• _Task brief_:
Identify and pull out each line of the entries in which "Read" occurs.

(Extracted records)
==================================================

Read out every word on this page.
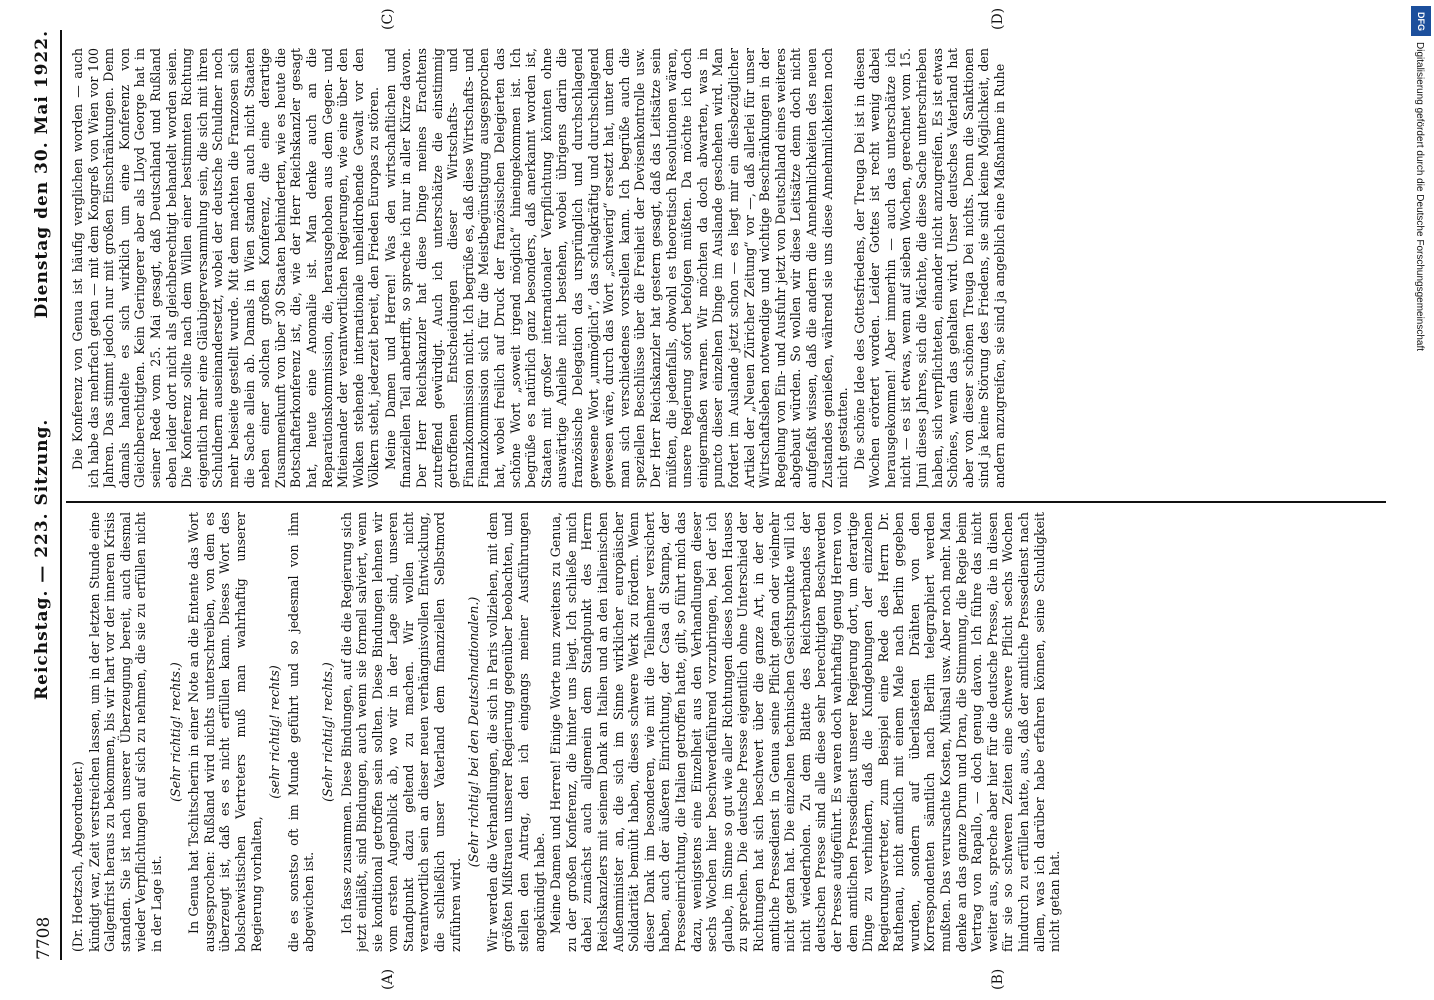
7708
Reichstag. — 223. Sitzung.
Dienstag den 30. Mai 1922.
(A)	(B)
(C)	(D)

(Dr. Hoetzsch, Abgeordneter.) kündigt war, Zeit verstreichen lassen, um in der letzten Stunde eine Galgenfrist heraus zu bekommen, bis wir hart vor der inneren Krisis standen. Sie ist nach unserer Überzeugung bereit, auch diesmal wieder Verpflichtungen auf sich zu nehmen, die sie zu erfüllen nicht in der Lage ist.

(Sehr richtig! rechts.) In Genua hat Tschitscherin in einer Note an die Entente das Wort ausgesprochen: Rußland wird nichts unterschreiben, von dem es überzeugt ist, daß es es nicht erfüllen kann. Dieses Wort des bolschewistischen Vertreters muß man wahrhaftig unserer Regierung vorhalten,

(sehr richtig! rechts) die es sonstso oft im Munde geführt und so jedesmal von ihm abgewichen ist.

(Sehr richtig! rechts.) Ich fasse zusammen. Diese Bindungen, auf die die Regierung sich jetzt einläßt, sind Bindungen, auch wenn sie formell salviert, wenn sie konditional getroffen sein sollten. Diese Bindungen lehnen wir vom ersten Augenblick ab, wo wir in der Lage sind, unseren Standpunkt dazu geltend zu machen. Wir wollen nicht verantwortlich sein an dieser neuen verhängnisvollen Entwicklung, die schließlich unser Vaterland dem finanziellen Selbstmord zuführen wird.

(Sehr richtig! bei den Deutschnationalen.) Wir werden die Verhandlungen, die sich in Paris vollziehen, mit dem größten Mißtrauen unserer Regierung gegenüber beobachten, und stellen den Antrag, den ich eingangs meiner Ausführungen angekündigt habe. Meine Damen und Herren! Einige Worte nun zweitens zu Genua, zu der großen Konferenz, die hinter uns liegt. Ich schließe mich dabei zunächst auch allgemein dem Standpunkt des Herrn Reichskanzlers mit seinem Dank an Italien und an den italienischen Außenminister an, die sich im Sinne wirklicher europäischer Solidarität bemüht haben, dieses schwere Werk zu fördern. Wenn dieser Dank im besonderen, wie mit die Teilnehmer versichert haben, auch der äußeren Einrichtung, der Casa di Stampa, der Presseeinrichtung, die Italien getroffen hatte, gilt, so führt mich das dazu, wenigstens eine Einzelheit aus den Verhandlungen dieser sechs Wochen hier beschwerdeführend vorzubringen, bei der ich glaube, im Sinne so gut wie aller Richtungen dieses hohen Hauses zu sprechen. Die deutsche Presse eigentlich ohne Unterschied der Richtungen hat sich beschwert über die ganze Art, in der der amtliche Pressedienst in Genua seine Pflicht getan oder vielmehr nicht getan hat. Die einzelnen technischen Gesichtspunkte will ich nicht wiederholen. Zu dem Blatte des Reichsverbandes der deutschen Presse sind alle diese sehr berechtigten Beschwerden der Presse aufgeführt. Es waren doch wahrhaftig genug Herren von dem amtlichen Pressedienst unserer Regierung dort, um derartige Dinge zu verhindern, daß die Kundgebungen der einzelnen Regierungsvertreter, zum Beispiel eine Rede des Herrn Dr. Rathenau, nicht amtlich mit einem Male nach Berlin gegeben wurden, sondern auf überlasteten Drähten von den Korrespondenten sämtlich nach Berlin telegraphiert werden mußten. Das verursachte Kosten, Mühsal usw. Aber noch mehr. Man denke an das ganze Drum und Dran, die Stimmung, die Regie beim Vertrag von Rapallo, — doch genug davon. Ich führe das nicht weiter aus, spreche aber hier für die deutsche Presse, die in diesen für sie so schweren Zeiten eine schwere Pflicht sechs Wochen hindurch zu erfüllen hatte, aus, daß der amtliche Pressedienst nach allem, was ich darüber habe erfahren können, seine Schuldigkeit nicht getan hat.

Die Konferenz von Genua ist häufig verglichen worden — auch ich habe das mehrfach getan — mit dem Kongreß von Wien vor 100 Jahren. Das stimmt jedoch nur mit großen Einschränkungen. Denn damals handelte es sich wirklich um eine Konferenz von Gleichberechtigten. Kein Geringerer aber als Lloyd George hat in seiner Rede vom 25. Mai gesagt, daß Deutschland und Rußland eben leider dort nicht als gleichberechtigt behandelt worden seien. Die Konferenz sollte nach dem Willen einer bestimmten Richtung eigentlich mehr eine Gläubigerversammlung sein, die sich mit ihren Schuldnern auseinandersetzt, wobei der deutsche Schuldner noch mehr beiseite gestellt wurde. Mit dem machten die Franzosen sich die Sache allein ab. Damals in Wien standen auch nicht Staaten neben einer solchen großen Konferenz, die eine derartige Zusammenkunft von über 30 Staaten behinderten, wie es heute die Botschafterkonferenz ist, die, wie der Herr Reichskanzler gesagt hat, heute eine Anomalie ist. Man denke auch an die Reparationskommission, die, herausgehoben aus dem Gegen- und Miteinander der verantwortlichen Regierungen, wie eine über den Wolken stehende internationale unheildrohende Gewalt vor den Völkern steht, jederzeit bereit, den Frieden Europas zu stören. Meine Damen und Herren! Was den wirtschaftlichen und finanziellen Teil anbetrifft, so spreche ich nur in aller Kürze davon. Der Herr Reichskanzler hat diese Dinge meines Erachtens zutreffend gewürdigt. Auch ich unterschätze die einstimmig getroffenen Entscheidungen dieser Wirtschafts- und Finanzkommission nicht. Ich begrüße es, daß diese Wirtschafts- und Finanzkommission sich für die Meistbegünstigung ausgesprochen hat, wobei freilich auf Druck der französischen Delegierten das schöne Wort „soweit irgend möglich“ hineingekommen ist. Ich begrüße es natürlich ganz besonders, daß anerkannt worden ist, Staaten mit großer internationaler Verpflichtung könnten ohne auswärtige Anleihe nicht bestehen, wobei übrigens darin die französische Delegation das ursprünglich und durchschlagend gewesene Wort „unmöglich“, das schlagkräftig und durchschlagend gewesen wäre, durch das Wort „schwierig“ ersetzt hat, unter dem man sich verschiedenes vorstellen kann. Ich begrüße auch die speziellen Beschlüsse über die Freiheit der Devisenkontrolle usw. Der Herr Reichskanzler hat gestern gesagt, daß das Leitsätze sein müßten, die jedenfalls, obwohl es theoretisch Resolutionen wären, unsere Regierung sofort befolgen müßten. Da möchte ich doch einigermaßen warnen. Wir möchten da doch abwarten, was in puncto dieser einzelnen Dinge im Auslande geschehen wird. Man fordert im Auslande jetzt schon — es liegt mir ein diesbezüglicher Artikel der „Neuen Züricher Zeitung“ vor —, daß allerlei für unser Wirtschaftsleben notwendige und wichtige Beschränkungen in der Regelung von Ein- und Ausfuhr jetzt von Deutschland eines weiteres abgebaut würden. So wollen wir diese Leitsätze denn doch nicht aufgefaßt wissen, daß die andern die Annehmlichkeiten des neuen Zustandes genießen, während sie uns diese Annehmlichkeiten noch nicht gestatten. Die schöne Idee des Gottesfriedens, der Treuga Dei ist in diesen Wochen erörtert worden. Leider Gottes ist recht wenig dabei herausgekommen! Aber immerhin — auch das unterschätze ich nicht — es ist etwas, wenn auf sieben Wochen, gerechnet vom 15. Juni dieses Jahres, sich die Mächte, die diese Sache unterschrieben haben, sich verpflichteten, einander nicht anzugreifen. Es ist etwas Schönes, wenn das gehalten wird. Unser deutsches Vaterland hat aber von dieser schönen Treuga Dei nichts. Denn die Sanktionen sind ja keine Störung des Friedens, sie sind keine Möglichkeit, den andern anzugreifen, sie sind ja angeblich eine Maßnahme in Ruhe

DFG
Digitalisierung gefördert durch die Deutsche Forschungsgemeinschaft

==================================================

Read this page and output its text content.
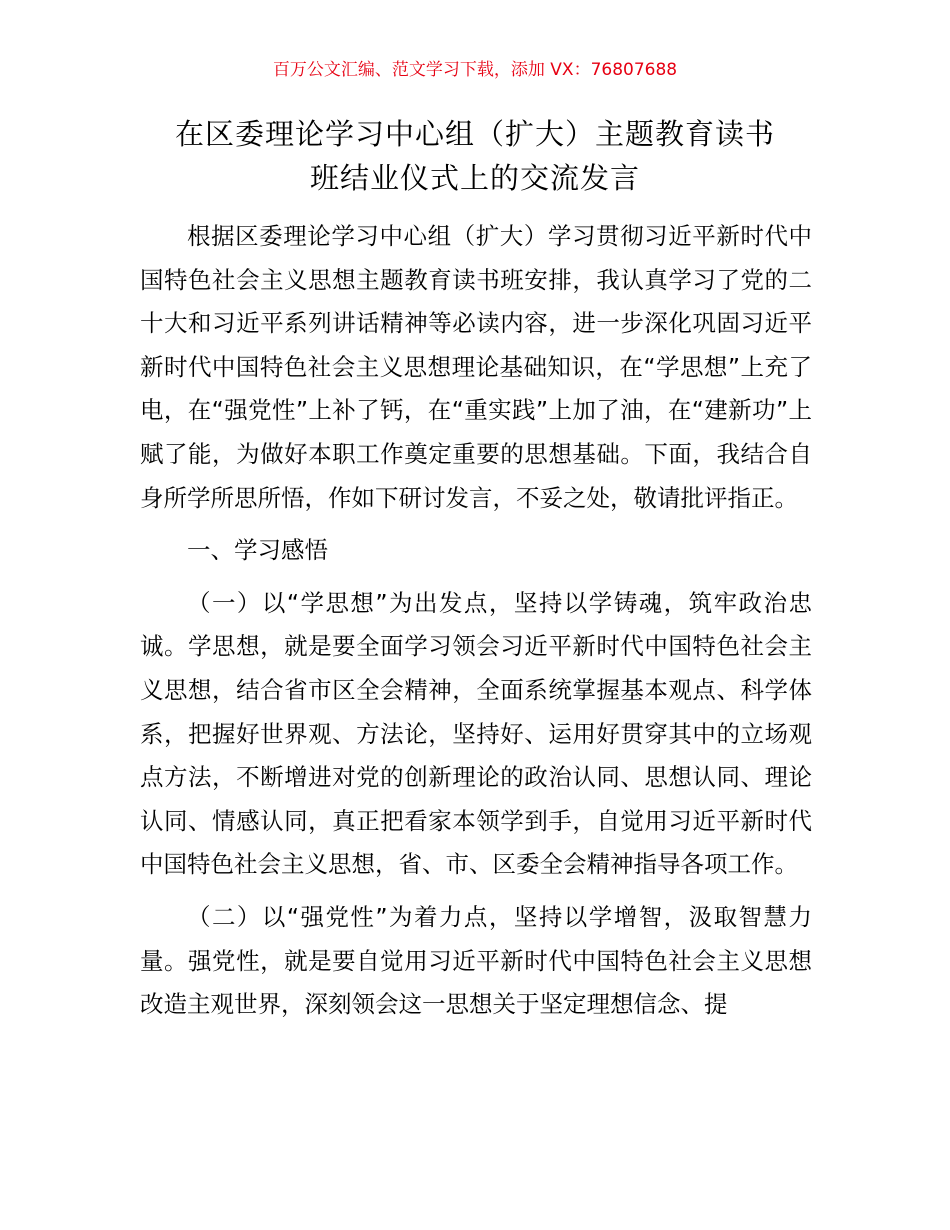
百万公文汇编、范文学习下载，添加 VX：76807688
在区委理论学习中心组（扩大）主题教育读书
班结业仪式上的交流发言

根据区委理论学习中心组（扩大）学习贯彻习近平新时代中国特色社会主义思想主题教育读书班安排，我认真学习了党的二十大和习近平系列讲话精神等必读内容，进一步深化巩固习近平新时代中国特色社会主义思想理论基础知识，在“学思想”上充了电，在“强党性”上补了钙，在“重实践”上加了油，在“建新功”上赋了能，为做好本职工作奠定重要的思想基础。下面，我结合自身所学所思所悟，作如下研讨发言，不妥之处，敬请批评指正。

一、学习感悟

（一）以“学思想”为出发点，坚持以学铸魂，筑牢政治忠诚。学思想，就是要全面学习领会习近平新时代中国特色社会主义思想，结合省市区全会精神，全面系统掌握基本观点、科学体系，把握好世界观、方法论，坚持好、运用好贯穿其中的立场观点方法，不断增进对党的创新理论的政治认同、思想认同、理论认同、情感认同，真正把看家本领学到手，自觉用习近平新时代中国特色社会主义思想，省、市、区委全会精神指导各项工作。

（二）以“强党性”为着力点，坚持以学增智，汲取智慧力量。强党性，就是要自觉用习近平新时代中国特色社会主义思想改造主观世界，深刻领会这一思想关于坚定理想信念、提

==================================================

• _Response below_:
Read out every word on this page.
Read this page and output its text content.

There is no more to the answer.